EXERCISE BRIEF. From the passage about the moon below, quote word for word everything from "The moon of" down to "filled with ancient lament.".

>> START PASSAGE TO READ

Which is no cause for concern, by the way. What I worry about are the people who believe we have changed since 1856. The moon knows otherwise.
Harald Sohlberg, "Moonlight, Nevlunghavn" (1922)
The Moon
There is such loneliness in that gold.
The moon of the nights is not the moon
Whom the first Adam saw. The long centuries
Of human vigil have filled her
With ancient lament. Look at her. She is your mirror.
Jorge Luis Borges (translated by Willis Barnstone), in Jorge Luis Borges, Selected Poems (edited by Alexander Coleman) (Viking 1999).
I suppose that the poem violates John Ruskin's strictures about the use of the pathetic fallacy in poetry (although I'm not certain he was consistent in his thinking on the matter). Personally, as much as I admire Ruskin, I don't see the pathetic fallacy as such a bad thing. If Borges perceives the moon as being filled with "ancient lament," I don't see why not. It makes perfect sense to me.
Winifred Nicholson, "The Hunter's Moon" (1955)
I am also quite willing to accept the silent friendship of the moon, even if she is filled with ancient lament.

>> END PASSAGE TO READ
>> START PROVIDED MATERIAL

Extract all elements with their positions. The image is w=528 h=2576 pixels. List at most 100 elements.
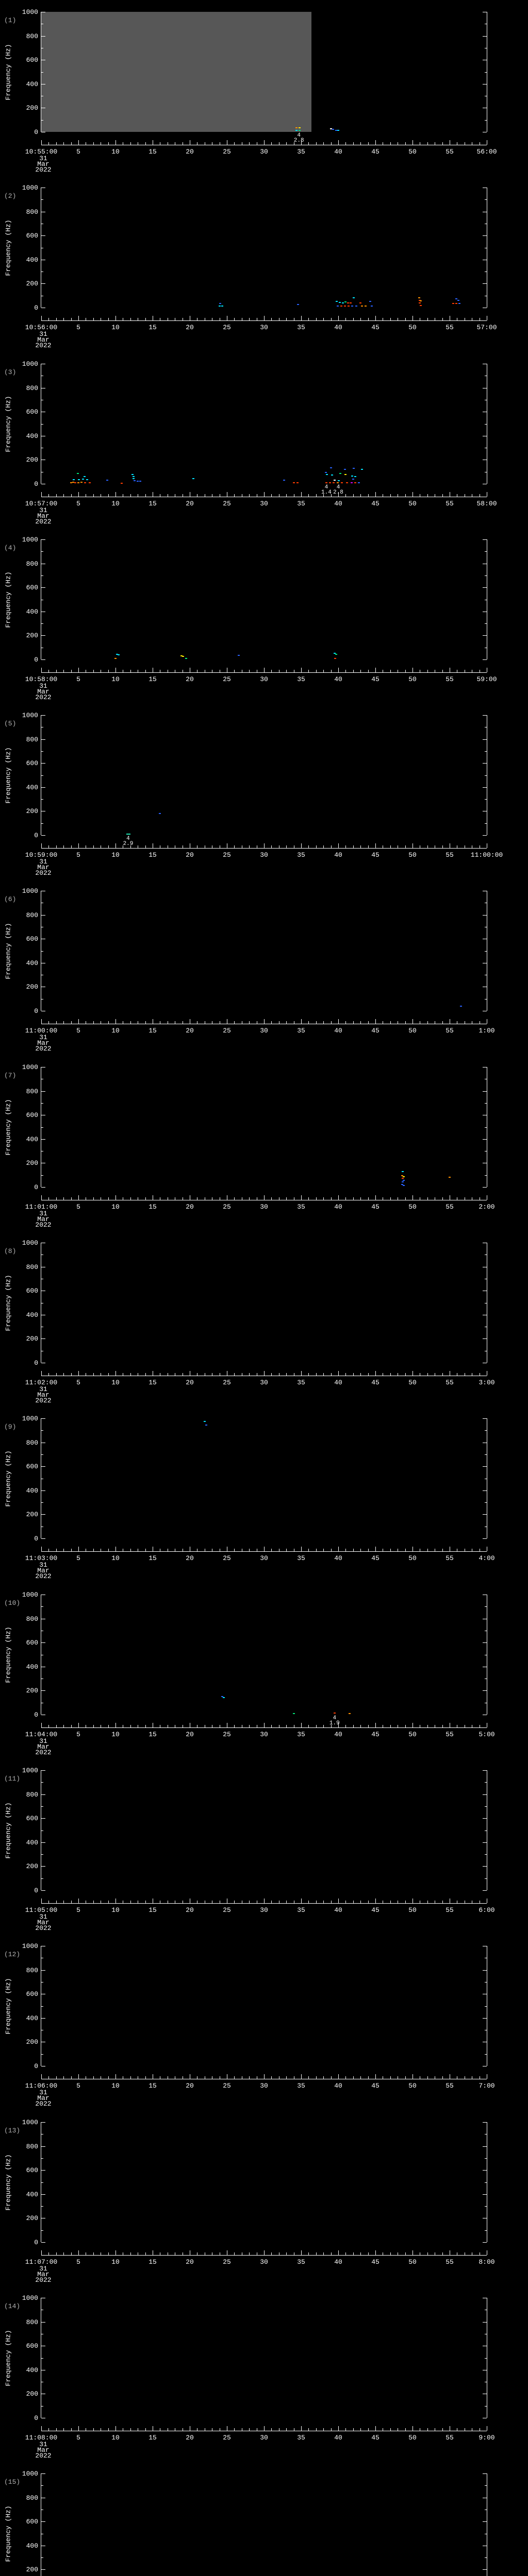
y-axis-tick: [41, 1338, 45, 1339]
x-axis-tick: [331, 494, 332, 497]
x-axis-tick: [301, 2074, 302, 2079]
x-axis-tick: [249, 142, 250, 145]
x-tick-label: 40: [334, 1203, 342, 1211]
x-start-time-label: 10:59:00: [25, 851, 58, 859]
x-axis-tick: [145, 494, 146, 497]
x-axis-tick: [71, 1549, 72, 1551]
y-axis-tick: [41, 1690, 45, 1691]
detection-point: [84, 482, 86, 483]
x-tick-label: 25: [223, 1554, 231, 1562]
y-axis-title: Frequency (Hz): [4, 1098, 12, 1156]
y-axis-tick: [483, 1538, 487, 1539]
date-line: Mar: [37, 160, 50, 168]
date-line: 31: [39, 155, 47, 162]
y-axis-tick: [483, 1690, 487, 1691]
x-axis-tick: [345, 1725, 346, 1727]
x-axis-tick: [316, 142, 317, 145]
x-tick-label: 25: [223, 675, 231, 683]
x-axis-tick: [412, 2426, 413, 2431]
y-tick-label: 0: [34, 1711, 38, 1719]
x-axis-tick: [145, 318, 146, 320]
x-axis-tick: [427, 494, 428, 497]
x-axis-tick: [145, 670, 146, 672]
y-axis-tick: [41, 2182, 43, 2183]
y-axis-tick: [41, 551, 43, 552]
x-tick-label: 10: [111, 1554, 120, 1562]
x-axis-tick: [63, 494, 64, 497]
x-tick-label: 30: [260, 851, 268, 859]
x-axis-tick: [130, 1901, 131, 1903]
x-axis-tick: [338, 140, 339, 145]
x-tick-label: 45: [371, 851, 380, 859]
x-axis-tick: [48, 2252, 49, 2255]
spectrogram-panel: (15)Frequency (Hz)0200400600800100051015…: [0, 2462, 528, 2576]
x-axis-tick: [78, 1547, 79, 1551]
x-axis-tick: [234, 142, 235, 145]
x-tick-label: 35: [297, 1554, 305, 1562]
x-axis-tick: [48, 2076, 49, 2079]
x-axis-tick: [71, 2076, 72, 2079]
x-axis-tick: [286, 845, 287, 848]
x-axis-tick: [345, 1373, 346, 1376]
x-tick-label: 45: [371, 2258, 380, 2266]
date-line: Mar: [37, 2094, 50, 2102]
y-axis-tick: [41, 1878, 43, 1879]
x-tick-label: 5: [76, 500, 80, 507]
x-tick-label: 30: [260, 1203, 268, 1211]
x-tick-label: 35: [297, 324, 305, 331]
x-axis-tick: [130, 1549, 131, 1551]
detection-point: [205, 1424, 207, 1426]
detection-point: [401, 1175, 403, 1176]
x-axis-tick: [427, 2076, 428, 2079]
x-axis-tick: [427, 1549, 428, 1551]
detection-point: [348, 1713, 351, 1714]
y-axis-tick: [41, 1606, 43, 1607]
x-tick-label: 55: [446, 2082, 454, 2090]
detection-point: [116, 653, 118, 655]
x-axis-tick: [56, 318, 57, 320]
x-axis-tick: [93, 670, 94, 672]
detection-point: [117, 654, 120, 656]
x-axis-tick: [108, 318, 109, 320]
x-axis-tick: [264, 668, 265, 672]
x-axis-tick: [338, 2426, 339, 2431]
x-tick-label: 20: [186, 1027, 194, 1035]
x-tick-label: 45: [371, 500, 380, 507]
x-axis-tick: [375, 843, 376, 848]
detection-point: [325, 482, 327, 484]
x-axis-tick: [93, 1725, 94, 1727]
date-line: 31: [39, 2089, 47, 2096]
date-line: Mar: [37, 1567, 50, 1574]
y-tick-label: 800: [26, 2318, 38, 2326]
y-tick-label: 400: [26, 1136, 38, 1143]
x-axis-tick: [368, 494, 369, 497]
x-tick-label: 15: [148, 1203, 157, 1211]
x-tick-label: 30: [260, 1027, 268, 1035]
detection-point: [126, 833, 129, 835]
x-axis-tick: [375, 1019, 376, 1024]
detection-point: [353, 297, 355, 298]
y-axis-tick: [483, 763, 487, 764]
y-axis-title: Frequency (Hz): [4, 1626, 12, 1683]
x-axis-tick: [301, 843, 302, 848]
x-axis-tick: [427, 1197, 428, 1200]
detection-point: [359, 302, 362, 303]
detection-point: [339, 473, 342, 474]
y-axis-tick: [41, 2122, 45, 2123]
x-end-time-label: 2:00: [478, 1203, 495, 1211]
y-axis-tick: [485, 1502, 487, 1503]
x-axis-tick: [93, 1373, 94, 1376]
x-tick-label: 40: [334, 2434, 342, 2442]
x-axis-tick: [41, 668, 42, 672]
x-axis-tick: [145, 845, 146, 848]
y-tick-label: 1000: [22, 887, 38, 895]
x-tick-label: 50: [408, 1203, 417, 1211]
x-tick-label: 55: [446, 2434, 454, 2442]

>> END PROVIDED MATERIAL

CORRECT RESULT.
The moon of the nights is not the moon
Whom the first Adam saw. The long centuries
Of human vigil have filled her
With ancient lament. Look at her. She is your mirror.
Jorge Luis Borges (translated by Willis Barnstone), in Jorge Luis Borges, Selected Poems (edited by Alexander Coleman) (Viking 1999).
I suppose that the poem violates John Ruskin's strictures about the use of the pathetic fallacy in poetry (although I'm not certain he was consistent in his thinking on the matter). Personally, as much as I admire Ruskin, I don't see the pathetic fallacy as such a bad thing. If Borges perceives the moon as being filled with "ancient lament," I don't see why not. It makes perfect sense to me.
Winifred Nicholson, "The Hunter's Moon" (1955)
I am also quite willing to accept the silent friendship of the moon, even if she is filled with ancient lament.